● TEXT PASSAGE
━━━━━━━━━━━━━━━━━━━━
Exploring Frequency Adversarial Attacks for Face Forgery Detection (Hybrid Attack)
Facial manipulation is mainly to fool human beings, while adversarial attack aims to fool the well-trained face forgery detectors by injecting imperceptible perturbations on the pixels. It is of great importance to evaluate the robustness of face forgery detectors.
Existing attack methods mainly generate lightweight perturbations to deceive detectors into predicting wrongly for face forgery detection. For example, adding some adversarial perturbations to a fake face image can fool detectors to classify it as a real face. The research group from MIT proposes the PGD attack, which adds the back-propagation gradient of the network constantly into the original image and gets the final adversarial example. However, this method for face forgery detection is prone to overfit the specific network and yield a weak transferability. Besides, it also degrades the image quality of adversarial examples.
The research team led by Professor Xiaokang Yang observes that existing face forgery detectors always utilize the frequency diversity between real and fake faces as a crucial clue. Motivated by that, the researchers propose a frequency adversarial attack method against face forgery detectors. Concretely, they apply discrete cosine transform (DCT) on the input images and introduce the adversarial perturbations on the salient region of the adversary in the frequency domain. After that, they apply inverse DCT back to the spatial domain and obtain the final adversarial examples. Moreover, inspired by meta-learning, they also propose a hybrid adversarial attack that performs attacks in both the spatial and frequency domains. The attack method maintains the attack success rates as white-box attacks and enhances the transferability across unknown detectors as black-box attacks.
The pipeline of frequency adversarial attack.
Illustration of adversarial examples generated by different methods. The proposed hybrid attack achieves superior image quality and yields a more aggressive attack.
Unlike the PGD attack proposed by MIT, the proposed method adds the adversary in the frequency domain, which is invisible to human beings. It does not degrade the visual quality of the face image. This attack method can fool both the state-of-the-art spatial-based and frequency-based detectors effectively. Extensive experiments indicate that the proposed attack method achieves state-of-the-art attack results on multiple standard benchmarks and provides adversarial examples for face forgery detection.
━━━━━━━━━━━━━━━━━━━━
● DATA SHOWN

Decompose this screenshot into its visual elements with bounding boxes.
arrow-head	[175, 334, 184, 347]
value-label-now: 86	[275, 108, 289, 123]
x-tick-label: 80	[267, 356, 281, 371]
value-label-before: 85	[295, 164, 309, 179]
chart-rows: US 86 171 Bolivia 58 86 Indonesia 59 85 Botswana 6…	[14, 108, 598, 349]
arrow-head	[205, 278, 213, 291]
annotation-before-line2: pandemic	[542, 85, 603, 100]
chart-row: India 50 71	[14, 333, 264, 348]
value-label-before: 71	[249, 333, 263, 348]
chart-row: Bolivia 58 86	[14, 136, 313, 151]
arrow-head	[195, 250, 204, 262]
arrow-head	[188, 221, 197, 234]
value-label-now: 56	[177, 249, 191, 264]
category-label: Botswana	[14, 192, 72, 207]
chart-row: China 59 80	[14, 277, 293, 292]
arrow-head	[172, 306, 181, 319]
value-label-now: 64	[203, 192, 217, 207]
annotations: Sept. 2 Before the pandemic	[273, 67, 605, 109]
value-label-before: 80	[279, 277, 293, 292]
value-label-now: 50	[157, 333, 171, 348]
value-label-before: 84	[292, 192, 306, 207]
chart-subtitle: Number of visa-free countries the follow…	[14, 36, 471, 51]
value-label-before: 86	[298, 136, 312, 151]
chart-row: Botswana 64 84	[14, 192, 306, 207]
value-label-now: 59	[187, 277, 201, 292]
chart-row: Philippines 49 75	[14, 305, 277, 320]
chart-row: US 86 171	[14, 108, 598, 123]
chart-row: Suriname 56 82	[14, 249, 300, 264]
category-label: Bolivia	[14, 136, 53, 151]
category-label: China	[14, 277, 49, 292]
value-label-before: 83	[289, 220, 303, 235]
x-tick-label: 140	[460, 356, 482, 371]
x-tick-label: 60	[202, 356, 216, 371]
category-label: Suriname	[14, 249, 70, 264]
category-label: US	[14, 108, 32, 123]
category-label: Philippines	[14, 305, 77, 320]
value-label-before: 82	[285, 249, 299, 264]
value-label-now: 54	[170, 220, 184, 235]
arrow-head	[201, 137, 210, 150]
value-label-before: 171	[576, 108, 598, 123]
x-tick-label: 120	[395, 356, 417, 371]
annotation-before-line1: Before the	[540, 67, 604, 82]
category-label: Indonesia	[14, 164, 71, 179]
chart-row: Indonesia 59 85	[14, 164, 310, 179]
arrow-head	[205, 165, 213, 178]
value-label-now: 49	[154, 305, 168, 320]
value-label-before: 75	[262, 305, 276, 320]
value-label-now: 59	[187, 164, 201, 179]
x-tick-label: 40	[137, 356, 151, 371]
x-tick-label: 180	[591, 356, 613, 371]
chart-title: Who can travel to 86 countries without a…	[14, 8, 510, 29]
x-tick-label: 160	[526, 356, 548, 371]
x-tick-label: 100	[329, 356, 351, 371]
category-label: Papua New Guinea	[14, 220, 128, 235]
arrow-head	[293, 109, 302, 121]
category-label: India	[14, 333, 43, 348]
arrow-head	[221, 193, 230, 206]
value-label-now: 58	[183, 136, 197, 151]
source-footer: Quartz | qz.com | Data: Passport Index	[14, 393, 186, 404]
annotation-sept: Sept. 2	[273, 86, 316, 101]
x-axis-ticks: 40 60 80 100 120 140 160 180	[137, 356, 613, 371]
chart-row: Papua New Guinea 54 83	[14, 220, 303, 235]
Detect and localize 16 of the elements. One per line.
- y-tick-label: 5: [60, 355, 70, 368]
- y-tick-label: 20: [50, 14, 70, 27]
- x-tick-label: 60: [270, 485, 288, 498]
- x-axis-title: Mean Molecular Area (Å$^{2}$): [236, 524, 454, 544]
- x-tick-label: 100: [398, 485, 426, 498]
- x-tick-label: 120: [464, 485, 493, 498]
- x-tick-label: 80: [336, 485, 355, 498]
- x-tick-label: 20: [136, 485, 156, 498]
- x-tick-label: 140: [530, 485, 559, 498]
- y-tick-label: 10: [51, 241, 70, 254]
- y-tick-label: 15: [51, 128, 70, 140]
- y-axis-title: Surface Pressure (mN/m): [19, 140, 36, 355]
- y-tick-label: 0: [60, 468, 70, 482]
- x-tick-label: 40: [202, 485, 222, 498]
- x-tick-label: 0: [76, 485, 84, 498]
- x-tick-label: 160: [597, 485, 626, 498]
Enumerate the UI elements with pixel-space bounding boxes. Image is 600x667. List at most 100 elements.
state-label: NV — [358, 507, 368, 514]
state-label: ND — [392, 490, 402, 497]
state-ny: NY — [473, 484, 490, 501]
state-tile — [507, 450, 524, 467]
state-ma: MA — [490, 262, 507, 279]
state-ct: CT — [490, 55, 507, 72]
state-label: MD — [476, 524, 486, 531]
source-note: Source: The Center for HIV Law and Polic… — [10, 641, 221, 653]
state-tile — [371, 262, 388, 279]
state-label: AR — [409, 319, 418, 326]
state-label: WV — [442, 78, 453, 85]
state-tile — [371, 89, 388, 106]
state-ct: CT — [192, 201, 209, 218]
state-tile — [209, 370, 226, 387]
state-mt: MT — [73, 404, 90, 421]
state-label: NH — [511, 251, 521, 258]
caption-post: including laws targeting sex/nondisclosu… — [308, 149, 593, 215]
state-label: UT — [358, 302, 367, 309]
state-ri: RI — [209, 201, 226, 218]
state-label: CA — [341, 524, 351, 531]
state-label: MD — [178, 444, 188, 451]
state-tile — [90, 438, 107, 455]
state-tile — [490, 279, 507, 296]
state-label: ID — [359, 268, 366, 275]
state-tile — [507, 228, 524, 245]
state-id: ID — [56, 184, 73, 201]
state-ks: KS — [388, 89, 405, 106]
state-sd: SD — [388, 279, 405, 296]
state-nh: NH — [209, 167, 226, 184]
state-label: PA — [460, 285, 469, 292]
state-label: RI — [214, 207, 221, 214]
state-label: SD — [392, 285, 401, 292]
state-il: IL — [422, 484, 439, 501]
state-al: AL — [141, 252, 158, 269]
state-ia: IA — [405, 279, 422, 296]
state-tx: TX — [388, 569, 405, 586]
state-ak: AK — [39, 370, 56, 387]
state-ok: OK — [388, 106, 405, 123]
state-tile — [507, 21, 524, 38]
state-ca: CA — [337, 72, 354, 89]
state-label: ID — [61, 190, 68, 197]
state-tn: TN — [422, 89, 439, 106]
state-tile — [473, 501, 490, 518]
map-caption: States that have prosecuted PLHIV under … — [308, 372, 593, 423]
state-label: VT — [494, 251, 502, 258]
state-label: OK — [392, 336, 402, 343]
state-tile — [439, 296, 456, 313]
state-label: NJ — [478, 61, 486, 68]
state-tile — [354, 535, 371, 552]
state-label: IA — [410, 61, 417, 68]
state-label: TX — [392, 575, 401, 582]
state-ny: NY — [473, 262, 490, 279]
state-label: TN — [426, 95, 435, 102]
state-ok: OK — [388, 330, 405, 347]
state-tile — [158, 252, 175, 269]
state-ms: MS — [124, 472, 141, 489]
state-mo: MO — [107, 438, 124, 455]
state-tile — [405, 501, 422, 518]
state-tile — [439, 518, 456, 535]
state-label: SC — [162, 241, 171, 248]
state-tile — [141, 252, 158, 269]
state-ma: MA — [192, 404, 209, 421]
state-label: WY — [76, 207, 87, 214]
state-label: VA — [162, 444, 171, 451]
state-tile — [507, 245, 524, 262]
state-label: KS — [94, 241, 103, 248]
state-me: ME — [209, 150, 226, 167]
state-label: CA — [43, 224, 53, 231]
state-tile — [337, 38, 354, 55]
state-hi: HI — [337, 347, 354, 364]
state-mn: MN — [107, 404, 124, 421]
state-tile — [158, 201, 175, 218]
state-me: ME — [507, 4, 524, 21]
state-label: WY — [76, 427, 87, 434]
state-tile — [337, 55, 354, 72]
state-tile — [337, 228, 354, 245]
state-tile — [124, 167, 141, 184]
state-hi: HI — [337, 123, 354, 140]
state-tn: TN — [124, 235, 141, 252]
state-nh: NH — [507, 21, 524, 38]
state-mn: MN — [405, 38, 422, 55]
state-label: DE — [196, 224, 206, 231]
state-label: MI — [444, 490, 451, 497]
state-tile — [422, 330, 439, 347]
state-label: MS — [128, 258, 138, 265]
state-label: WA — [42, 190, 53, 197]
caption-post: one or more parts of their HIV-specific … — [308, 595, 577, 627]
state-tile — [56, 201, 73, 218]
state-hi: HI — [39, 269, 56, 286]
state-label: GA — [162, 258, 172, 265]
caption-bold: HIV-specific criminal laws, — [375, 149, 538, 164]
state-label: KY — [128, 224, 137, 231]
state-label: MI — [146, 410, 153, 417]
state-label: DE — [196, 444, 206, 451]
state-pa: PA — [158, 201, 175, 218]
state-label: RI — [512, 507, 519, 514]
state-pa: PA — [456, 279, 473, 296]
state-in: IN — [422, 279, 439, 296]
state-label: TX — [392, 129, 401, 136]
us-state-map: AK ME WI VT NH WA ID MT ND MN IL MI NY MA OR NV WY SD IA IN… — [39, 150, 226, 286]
━━━━━━━━━━━━━━━━━━━━
● TASK INSTRUCTIONS
a - In the passage on frequency adversarial attacks for face forgery detection, which transform do the researchers apply to the input images before introducing perturbations in the frequency domain?
b - Resume the passage on frequency adversarial attacks for face forgery detection, carrying on from its final sentence.
The material has no connection to the text on frequency adversarial attacks.

● RESPONSES TO THE EXERCISE
a - They apply the discrete cosine transform (DCT).

b -
The above two papers are the cooperative achievement of the team led by Professor Xiaokang Yang from AI Institute of SJTU and Tencent Youtu Lab. The proposed methods can be applied to various scenarios, such as remote identity authentication and image or video forgery detection, which promise the security requirement for face identity authentication. Junyi Cao (graduate student) and Shuai Jia (Ph.D. student) from AI Institute of SJTU are the first authors of two papers, respectively. Associate professor Dr. Chao Ma from AI Institute of SJTU, is the corresponding author of two papers. Coauthors include Taiping Yao, Shen Chen, Bangjie Yin, and Dr. Shouheng Ding from Tencent Youtu Lab.
Since 2020, the technology for generating large-scale digital humans has been increasingly demanded. The digital human research team led by Professor Xiaokang Yang has developed generative digital human theories and technologies to solve challenging problems, including generalizability, drivability, interaction, and credible authentication of digital humans. It aims to improve the quality and efficiency of digital human generation and enhance the perception, interaction, and credible authentication of digital humans in the digital space. In the future, AI Institute will continue to follow the deployment of Shanghai Jiao Tong University to build an interdisciplinary research highland about AI, nurture the AI innovation ecosystem in SJTU.